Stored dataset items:

↓

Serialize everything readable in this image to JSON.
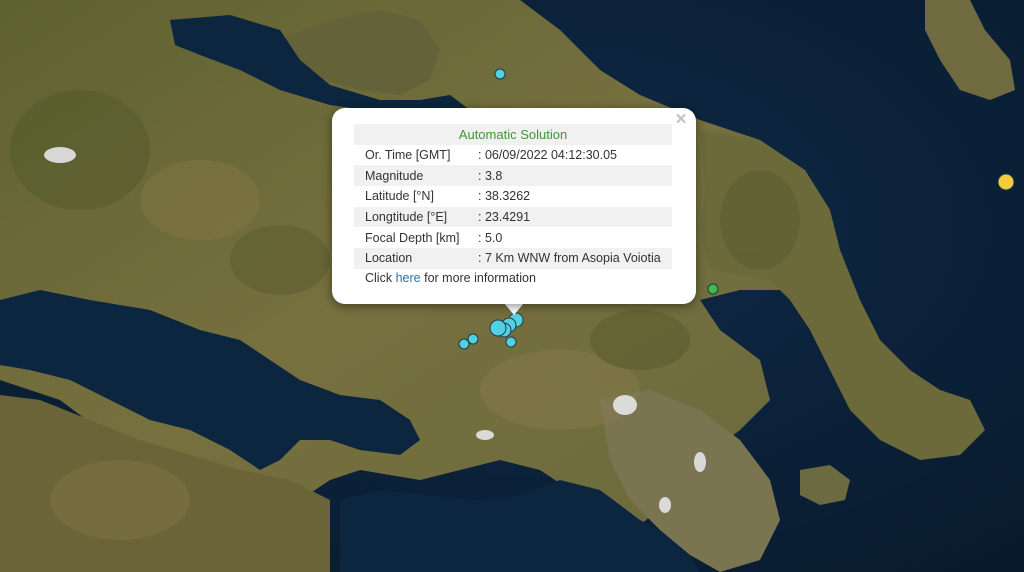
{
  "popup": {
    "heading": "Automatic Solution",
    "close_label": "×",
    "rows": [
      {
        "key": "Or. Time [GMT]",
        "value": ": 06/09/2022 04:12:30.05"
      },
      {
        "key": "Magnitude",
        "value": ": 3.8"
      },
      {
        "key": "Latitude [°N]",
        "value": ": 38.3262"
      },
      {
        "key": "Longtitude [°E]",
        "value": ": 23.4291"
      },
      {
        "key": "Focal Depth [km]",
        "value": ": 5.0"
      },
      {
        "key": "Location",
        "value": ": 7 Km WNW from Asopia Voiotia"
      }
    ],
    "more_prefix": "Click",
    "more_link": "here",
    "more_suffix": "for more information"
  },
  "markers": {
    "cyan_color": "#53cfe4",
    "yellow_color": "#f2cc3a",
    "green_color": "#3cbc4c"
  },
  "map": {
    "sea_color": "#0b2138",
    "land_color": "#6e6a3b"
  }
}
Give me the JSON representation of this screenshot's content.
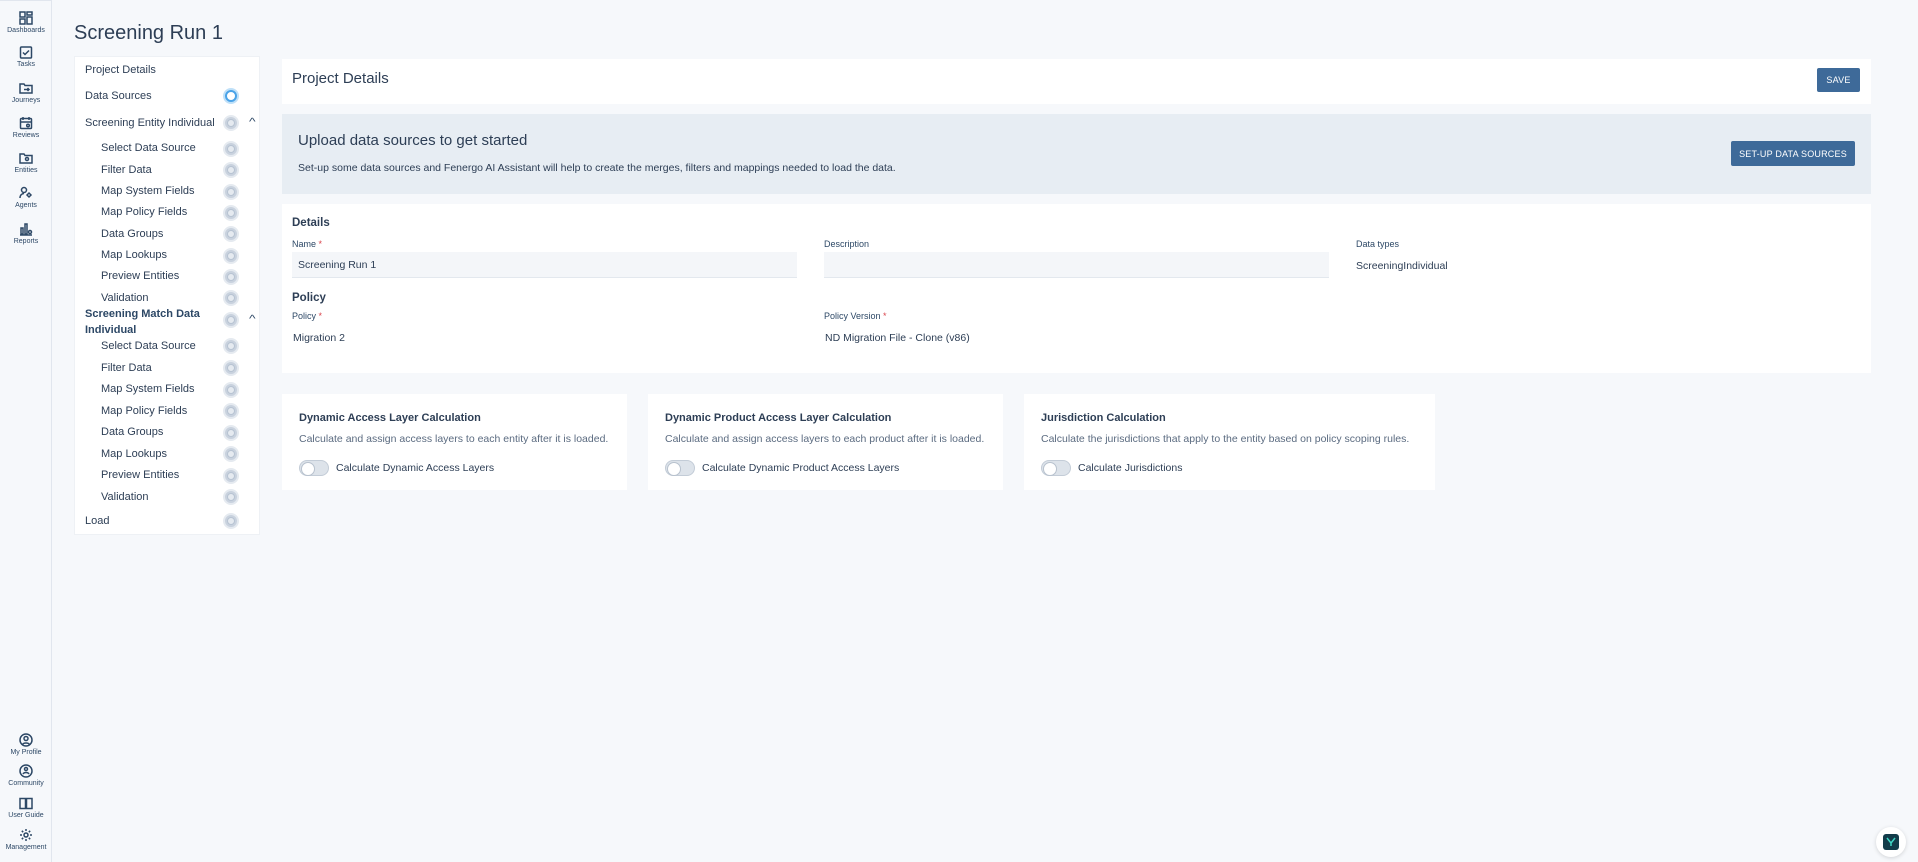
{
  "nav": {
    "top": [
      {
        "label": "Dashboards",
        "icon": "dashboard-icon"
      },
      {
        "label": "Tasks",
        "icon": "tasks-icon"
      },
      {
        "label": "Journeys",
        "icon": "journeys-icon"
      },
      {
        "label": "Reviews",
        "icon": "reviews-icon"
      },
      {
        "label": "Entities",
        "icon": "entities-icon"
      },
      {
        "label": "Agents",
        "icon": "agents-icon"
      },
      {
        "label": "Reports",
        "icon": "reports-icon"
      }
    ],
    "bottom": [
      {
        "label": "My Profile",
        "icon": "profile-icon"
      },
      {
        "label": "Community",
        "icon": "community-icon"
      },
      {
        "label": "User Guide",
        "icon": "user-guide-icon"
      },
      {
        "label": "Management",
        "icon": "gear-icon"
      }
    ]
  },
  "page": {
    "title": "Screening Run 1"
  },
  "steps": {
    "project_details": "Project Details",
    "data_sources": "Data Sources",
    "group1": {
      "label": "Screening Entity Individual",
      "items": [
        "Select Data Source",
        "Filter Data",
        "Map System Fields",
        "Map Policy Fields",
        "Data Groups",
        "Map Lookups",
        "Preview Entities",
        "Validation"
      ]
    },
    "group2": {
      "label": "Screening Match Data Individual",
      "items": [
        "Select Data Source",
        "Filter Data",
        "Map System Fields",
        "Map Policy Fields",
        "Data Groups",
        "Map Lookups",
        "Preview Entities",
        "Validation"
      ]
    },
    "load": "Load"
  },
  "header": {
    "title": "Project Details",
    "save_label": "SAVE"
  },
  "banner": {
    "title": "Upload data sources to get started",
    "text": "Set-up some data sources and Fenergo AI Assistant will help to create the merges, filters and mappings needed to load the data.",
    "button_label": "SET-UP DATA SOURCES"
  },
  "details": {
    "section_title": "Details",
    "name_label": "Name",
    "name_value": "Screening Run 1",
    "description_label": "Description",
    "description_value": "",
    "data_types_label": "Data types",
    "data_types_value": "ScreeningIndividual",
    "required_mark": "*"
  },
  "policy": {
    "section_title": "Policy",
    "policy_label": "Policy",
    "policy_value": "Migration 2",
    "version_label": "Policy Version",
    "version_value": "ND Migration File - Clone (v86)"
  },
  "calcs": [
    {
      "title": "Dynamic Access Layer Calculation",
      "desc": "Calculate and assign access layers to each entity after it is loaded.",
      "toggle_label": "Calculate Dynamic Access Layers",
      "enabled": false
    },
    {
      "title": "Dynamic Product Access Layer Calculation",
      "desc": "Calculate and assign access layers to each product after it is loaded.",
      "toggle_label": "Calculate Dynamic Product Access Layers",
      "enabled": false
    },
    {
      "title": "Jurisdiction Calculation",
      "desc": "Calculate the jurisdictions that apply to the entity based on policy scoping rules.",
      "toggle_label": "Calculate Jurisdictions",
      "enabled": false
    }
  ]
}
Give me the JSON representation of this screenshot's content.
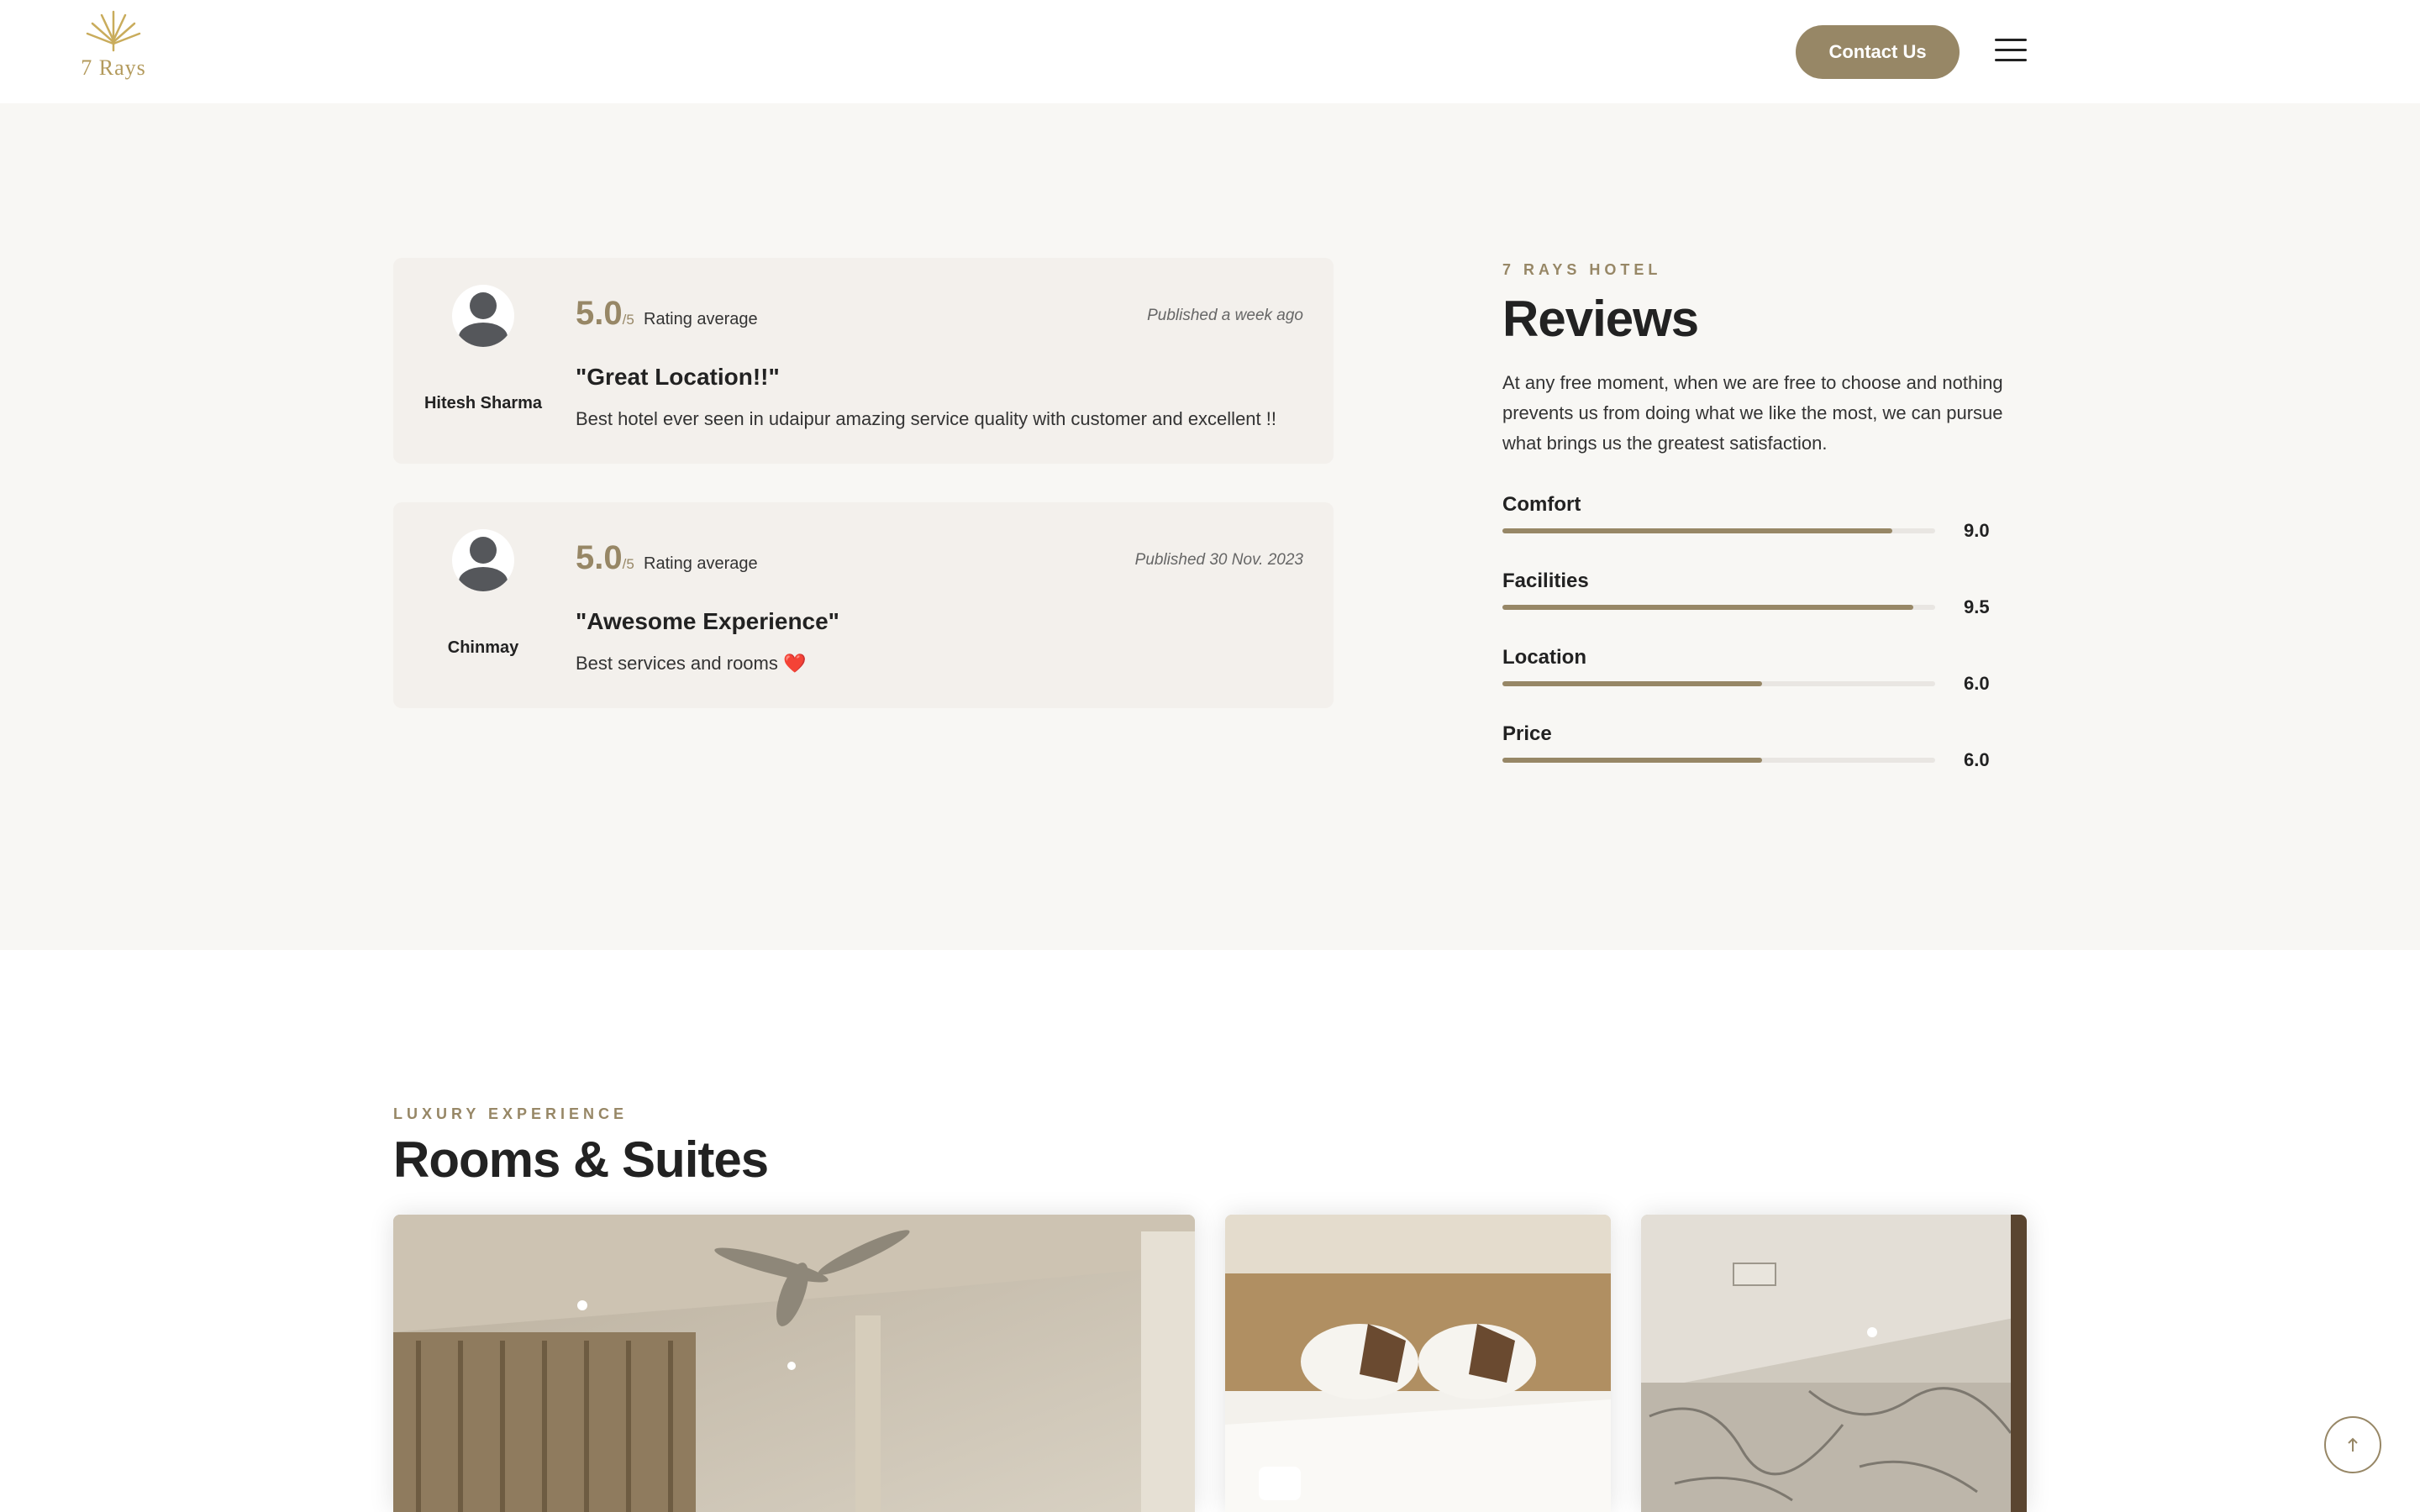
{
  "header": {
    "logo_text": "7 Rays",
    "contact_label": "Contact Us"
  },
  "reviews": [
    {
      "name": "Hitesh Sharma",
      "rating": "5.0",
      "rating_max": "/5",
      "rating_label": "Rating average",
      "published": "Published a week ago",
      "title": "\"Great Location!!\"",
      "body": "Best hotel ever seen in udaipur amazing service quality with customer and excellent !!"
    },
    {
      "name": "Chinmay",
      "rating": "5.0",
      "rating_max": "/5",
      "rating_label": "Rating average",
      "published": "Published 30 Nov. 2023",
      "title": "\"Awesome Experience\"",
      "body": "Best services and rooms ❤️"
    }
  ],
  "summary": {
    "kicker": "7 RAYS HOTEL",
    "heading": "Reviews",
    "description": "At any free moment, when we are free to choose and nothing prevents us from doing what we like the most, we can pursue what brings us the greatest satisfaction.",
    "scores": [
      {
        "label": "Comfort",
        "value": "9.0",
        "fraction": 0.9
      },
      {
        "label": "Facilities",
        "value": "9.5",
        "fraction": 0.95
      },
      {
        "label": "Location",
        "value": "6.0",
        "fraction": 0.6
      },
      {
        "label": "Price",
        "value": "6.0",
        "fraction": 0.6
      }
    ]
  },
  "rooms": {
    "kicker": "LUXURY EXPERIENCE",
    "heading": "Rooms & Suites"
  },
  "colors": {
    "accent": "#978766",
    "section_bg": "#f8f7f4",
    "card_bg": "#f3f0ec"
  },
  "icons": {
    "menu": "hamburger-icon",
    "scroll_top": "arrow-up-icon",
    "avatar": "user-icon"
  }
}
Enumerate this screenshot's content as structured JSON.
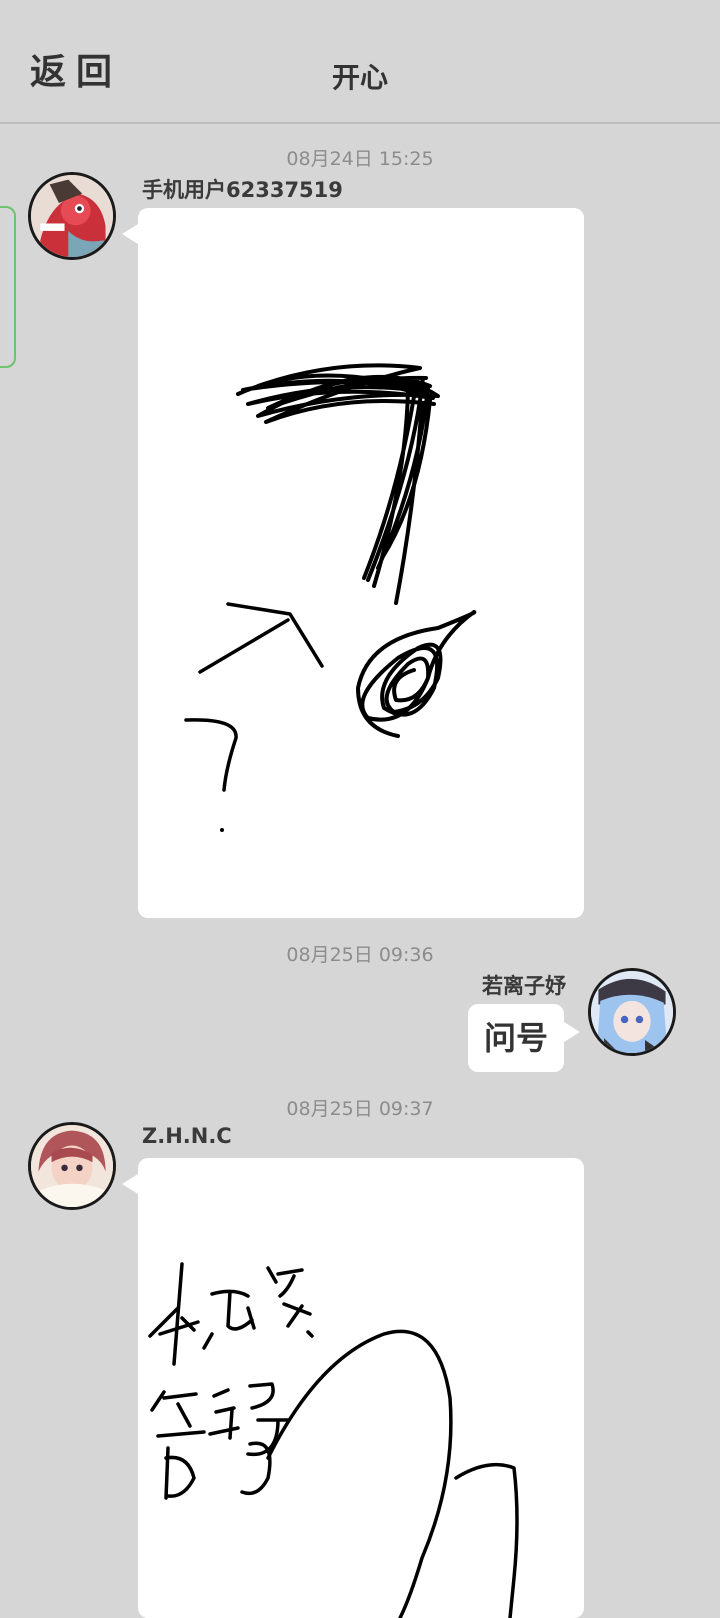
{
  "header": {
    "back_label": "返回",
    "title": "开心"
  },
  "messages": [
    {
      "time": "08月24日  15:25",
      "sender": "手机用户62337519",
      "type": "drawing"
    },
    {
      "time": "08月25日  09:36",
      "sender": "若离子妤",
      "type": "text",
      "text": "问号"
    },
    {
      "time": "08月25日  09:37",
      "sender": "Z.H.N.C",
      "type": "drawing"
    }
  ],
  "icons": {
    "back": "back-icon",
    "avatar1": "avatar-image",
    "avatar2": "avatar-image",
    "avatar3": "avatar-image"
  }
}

↑

SHORT EXERCISE →
Output each line of the listing above, word for word, from the one holding "Enumerate this screenshot's" through the last line, both included; omit the pictures.

EXERCISE OUTPUT →
Enumerate this screenshot's content as structured JSON.
{
  "header": {
    "back_label": "返回",
    "title": "开心"
  },
  "messages": [
    {
      "time": "08月24日  15:25",
      "sender": "手机用户62337519",
      "type": "drawing"
    },
    {
      "time": "08月25日  09:36",
      "sender": "若离子妤",
      "type": "text",
      "text": "问号"
    },
    {
      "time": "08月25日  09:37",
      "sender": "Z.H.N.C",
      "type": "drawing"
    }
  ],
  "icons": {
    "back": "back-icon",
    "avatar1": "avatar-image",
    "avatar2": "avatar-image",
    "avatar3": "avatar-image"
  }
}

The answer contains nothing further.